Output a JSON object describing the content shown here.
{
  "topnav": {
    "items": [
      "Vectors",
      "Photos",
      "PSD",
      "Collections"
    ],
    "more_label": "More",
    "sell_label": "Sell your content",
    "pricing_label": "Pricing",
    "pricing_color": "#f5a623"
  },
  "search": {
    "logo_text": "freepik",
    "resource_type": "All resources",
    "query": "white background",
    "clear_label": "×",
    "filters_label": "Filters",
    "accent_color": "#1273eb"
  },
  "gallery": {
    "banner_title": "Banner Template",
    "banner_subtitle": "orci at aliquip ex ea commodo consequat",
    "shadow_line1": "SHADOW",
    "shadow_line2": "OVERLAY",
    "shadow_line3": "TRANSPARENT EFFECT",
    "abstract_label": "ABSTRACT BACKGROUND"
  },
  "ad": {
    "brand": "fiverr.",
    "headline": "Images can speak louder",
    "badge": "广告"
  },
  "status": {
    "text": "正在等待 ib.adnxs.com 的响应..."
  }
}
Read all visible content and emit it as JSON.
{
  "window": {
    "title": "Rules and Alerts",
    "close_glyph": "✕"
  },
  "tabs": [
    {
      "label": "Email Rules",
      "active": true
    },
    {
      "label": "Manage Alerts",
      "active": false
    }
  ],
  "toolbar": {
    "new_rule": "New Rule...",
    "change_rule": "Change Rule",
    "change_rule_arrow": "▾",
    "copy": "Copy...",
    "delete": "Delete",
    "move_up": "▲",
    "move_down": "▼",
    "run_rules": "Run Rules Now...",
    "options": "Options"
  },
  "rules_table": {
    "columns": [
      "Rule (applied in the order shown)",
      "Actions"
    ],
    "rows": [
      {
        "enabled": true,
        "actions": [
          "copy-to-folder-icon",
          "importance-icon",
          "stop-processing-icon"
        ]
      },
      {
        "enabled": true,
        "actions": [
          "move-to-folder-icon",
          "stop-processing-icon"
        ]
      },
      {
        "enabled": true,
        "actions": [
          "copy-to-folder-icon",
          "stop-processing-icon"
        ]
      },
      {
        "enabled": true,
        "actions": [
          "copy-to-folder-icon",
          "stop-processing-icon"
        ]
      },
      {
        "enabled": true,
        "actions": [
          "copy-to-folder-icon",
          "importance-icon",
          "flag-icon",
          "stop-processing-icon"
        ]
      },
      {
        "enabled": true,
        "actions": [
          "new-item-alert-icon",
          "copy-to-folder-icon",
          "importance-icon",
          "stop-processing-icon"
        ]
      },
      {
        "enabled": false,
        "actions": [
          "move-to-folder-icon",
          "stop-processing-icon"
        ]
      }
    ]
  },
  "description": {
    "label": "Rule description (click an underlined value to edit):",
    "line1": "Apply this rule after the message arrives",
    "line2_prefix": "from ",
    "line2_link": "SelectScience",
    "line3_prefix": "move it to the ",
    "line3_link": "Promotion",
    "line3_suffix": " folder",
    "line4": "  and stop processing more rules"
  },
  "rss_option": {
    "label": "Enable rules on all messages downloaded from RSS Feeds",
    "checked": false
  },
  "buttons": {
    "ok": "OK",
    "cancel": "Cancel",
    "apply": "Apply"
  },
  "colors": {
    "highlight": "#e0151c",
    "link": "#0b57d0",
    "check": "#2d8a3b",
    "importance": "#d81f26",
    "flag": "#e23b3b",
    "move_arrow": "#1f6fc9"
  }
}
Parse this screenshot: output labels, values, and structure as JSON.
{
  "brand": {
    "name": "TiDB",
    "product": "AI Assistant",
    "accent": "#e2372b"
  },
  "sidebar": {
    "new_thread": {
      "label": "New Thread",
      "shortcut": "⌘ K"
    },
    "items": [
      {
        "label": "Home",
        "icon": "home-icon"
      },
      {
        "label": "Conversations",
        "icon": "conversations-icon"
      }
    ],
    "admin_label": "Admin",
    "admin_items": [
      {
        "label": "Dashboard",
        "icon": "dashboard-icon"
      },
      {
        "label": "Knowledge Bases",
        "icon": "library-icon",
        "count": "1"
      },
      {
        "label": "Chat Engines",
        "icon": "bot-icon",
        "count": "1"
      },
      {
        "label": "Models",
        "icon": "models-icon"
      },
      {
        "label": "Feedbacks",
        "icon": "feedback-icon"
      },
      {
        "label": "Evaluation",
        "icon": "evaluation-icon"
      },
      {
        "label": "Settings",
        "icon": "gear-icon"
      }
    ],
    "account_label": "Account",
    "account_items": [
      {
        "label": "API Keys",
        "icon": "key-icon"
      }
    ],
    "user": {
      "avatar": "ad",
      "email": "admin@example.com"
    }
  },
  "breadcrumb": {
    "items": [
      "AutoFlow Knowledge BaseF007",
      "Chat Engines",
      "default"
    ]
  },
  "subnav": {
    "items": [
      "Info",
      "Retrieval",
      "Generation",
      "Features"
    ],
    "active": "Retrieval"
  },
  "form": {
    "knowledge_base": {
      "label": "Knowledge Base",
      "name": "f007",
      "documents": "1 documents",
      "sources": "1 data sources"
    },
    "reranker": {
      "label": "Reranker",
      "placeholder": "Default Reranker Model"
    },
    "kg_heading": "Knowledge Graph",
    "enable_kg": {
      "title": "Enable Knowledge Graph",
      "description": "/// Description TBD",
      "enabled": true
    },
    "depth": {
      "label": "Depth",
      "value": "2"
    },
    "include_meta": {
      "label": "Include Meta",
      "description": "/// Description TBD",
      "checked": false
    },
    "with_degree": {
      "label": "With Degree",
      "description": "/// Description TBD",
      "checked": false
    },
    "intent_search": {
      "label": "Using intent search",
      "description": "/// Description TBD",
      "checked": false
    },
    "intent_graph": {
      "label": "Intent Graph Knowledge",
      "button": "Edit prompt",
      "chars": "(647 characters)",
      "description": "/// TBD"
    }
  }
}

**Task directions**: Filter the entries down to the lines containing "this". Copy each of those lines.

**Written answer**:
    "line1": "Apply this rule after the message arrives",
Parse this screenshot: output labels, values, and structure as JSON.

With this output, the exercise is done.